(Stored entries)
-- begin --
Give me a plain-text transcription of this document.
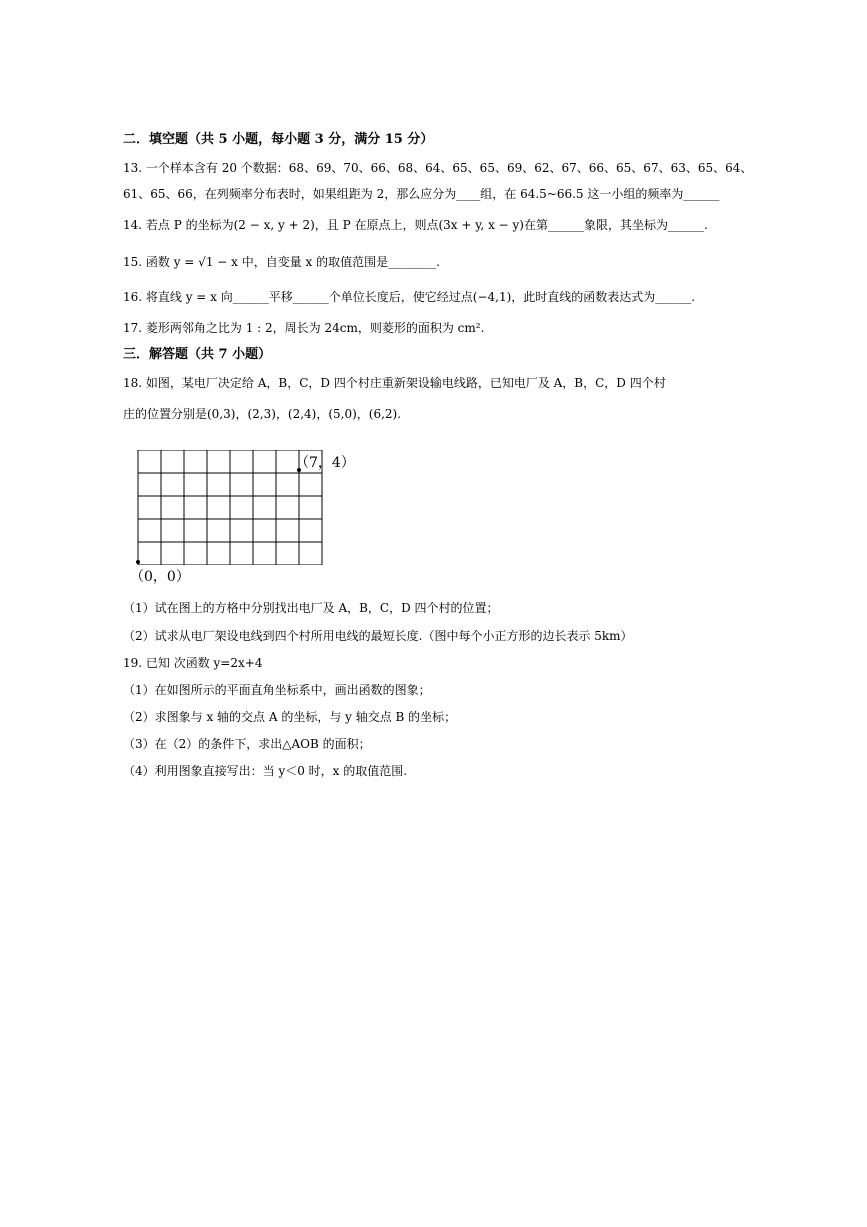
二．填空题（共 5 小题，每小题 3 分，满分 15 分）
13. 一个样本含有 20 个数据：68、69、70、66、68、64、65、65、69、62、67、66、65、67、63、65、64、
61、65、66，在列频率分布表时，如果组距为 2，那么应分为____组，在 64.5~66.5 这一小组的频率为______
14. 若点 P 的坐标为(2 − x, y + 2)，且 P 在原点上，则点(3x + y, x − y)在第______象限，其坐标为______.
15. 函数 y = √1 − x 中，自变量 x 的取值范围是________.
16. 将直线 y = x 向______平移______个单位长度后，使它经过点(−4,1)，此时直线的函数表达式为______.
17. 菱形两邻角之比为 1 : 2，周长为 24cm，则菱形的面积为 cm².
三．解答题（共 7 小题）
18. 如图，某电厂决定给 A，B，C，D 四个村庄重新架设输电线路，已知电厂及 A，B，C，D 四个村
庄的位置分别是(0,3)，(2,3)，(2,4)，(5,0)，(6,2).
（7，4）
（0，0）
（1）试在图上的方格中分别找出电厂及 A，B，C，D 四个村的位置；
（2）试求从电厂架设电线到四个村所用电线的最短长度.（图中每个小正方形的边长表示 5km）
19. 已知 次函数 y=2x+4
（1）在如图所示的平面直角坐标系中，画出函数的图象；
（2）求图象与 x 轴的交点 A 的坐标，与 y 轴交点 B 的坐标；
（3）在（2）的条件下，求出△AOB 的面积；
（4）利用图象直接写出：当 y＜0 时，x 的取值范围.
-- end --
**Task**: Set the listing down in full and exactly. Pictures within it should not appear in the copy.

**Answer to this problem**:
Give me a plain-text transcription of this document.
二．填空题（共 5 小题，每小题 3 分，满分 15 分）
13. 一个样本含有 20 个数据：68、69、70、66、68、64、65、65、69、62、67、66、65、67、63、65、64、
61、65、66，在列频率分布表时，如果组距为 2，那么应分为____组，在 64.5~66.5 这一小组的频率为______
14. 若点 P 的坐标为(2 − x, y + 2)，且 P 在原点上，则点(3x + y, x − y)在第______象限，其坐标为______.
15. 函数 y = √1 − x 中，自变量 x 的取值范围是________.
16. 将直线 y = x 向______平移______个单位长度后，使它经过点(−4,1)，此时直线的函数表达式为______.
17. 菱形两邻角之比为 1 : 2，周长为 24cm，则菱形的面积为 cm².
三．解答题（共 7 小题）
18. 如图，某电厂决定给 A，B，C，D 四个村庄重新架设输电线路，已知电厂及 A，B，C，D 四个村
庄的位置分别是(0,3)，(2,3)，(2,4)，(5,0)，(6,2).
（7，4）
（0，0）
（1）试在图上的方格中分别找出电厂及 A，B，C，D 四个村的位置；
（2）试求从电厂架设电线到四个村所用电线的最短长度.（图中每个小正方形的边长表示 5km）
19. 已知 次函数 y=2x+4
（1）在如图所示的平面直角坐标系中，画出函数的图象；
（2）求图象与 x 轴的交点 A 的坐标，与 y 轴交点 B 的坐标；
（3）在（2）的条件下，求出△AOB 的面积；
（4）利用图象直接写出：当 y＜0 时，x 的取值范围.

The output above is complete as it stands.